*Work to complete*: Pick out all lines with the word "page" from the records that follow.

Extracted data entries:
· · ·
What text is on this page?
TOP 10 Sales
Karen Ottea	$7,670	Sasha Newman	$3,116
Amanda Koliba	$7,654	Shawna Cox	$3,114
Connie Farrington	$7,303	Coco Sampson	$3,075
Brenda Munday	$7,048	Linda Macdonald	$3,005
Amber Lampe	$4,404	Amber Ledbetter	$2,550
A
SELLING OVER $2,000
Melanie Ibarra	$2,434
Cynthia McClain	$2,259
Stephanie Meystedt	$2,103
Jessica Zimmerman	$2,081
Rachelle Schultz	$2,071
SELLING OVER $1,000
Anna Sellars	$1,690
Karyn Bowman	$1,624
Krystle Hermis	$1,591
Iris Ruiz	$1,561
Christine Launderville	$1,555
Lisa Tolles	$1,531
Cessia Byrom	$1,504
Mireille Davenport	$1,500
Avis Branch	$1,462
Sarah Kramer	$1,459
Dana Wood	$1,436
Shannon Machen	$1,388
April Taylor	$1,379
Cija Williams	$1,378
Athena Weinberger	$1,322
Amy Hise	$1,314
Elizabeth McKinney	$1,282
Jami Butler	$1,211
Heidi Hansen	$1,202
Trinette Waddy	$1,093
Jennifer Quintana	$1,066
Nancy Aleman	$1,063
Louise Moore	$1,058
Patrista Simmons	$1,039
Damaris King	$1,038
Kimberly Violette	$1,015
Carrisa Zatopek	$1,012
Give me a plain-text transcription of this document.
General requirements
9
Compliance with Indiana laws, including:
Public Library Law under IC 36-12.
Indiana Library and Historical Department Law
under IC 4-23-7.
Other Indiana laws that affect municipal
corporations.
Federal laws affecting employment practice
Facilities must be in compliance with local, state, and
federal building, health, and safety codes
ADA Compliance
· · ·
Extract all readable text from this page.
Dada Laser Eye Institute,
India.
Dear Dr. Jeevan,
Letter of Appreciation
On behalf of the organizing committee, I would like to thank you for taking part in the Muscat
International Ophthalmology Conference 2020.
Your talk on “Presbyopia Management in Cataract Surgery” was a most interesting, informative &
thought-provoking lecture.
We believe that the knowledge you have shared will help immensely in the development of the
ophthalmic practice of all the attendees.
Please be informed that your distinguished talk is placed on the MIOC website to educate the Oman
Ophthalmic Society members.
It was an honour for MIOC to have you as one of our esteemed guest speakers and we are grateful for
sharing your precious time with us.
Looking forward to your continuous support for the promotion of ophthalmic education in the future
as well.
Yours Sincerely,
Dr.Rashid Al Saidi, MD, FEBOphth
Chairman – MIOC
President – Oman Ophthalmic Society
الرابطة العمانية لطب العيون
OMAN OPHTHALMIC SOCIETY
· · ·
*Solved exercise*:
What text is on this page?
Extract all readable text from this page.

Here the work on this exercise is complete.